[What is required]
Copy the records that follow exactly as written, but not their pictures.

****

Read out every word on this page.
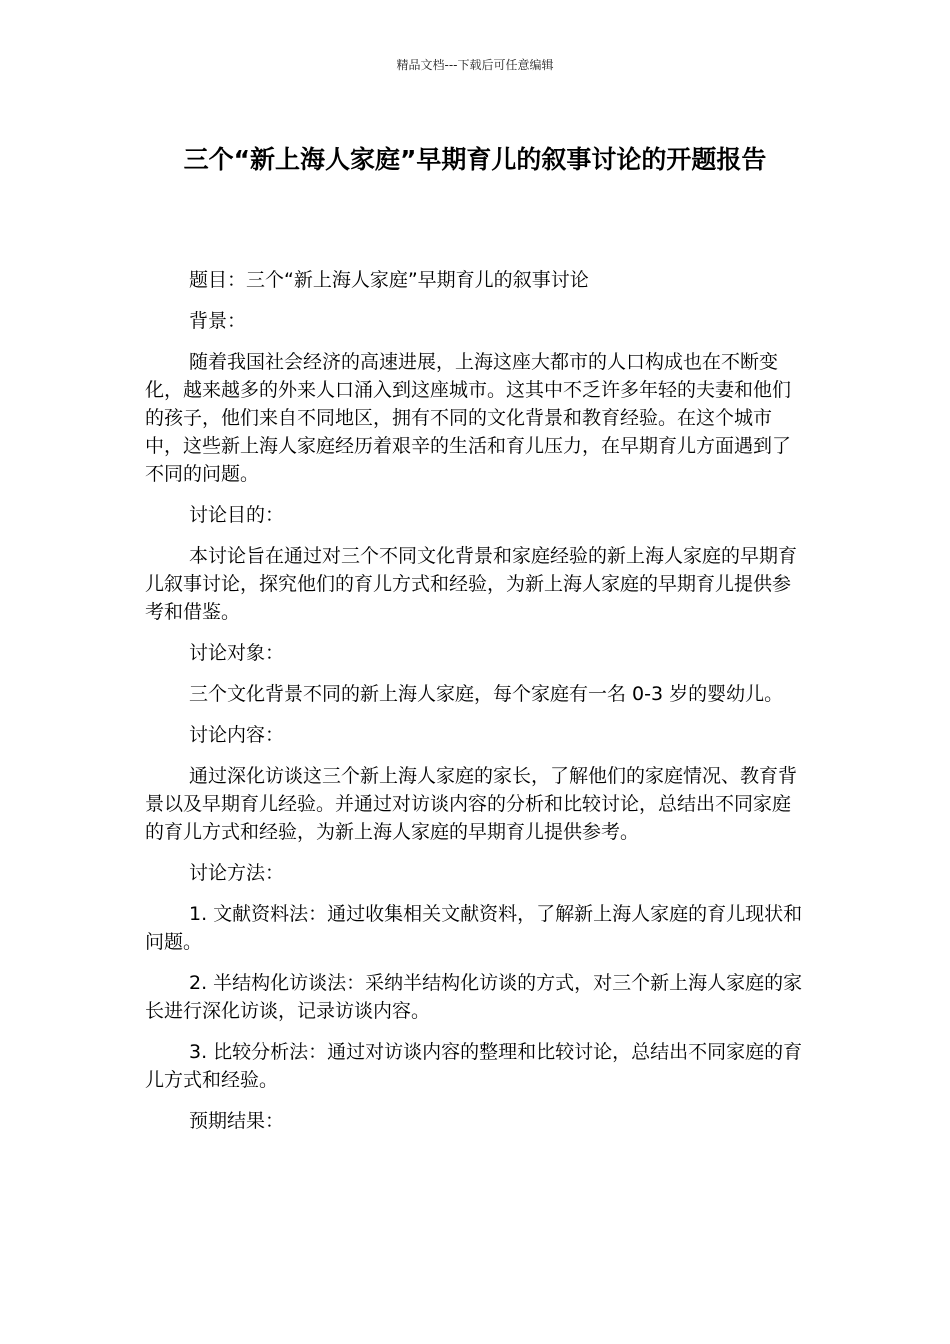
精品文档---下载后可任意编辑
三个“新上海人家庭”早期育儿的叙事讨论的开题报告

题目：三个“新上海人家庭”早期育儿的叙事讨论

背景：

随着我国社会经济的高速进展，上海这座大都市的人口构成也在不断变化，越来越多的外来人口涌入到这座城市。这其中不乏许多年轻的夫妻和他们的孩子，他们来自不同地区，拥有不同的文化背景和教育经验。在这个城市中，这些新上海人家庭经历着艰辛的生活和育儿压力，在早期育儿方面遇到了不同的问题。

讨论目的：

本讨论旨在通过对三个不同文化背景和家庭经验的新上海人家庭的早期育儿叙事讨论，探究他们的育儿方式和经验，为新上海人家庭的早期育儿提供参考和借鉴。

讨论对象：

三个文化背景不同的新上海人家庭，每个家庭有一名 0-3 岁的婴幼儿。

讨论内容：

通过深化访谈这三个新上海人家庭的家长，了解他们的家庭情况、教育背景以及早期育儿经验。并通过对访谈内容的分析和比较讨论，总结出不同家庭的育儿方式和经验，为新上海人家庭的早期育儿提供参考。

讨论方法：

1. 文献资料法：通过收集相关文献资料，了解新上海人家庭的育儿现状和问题。

2. 半结构化访谈法：采纳半结构化访谈的方式，对三个新上海人家庭的家长进行深化访谈，记录访谈内容。

3. 比较分析法：通过对访谈内容的整理和比较讨论，总结出不同家庭的育儿方式和经验。

预期结果：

****

[Exercise output]
Read out every word on this page.
精品文档---下载后可任意编辑
三个“新上海人家庭”早期育儿的叙事讨论的开题报告

题目：三个“新上海人家庭”早期育儿的叙事讨论

背景：

随着我国社会经济的高速进展，上海这座大都市的人口构成也在不断变化，越来越多的外来人口涌入到这座城市。这其中不乏许多年轻的夫妻和他们的孩子，他们来自不同地区，拥有不同的文化背景和教育经验。在这个城市中，这些新上海人家庭经历着艰辛的生活和育儿压力，在早期育儿方面遇到了不同的问题。

讨论目的：

本讨论旨在通过对三个不同文化背景和家庭经验的新上海人家庭的早期育儿叙事讨论，探究他们的育儿方式和经验，为新上海人家庭的早期育儿提供参考和借鉴。

讨论对象：

三个文化背景不同的新上海人家庭，每个家庭有一名 0-3 岁的婴幼儿。

讨论内容：

通过深化访谈这三个新上海人家庭的家长，了解他们的家庭情况、教育背景以及早期育儿经验。并通过对访谈内容的分析和比较讨论，总结出不同家庭的育儿方式和经验，为新上海人家庭的早期育儿提供参考。

讨论方法：

1. 文献资料法：通过收集相关文献资料，了解新上海人家庭的育儿现状和问题。

2. 半结构化访谈法：采纳半结构化访谈的方式，对三个新上海人家庭的家长进行深化访谈，记录访谈内容。

3. 比较分析法：通过对访谈内容的整理和比较讨论，总结出不同家庭的育儿方式和经验。

预期结果：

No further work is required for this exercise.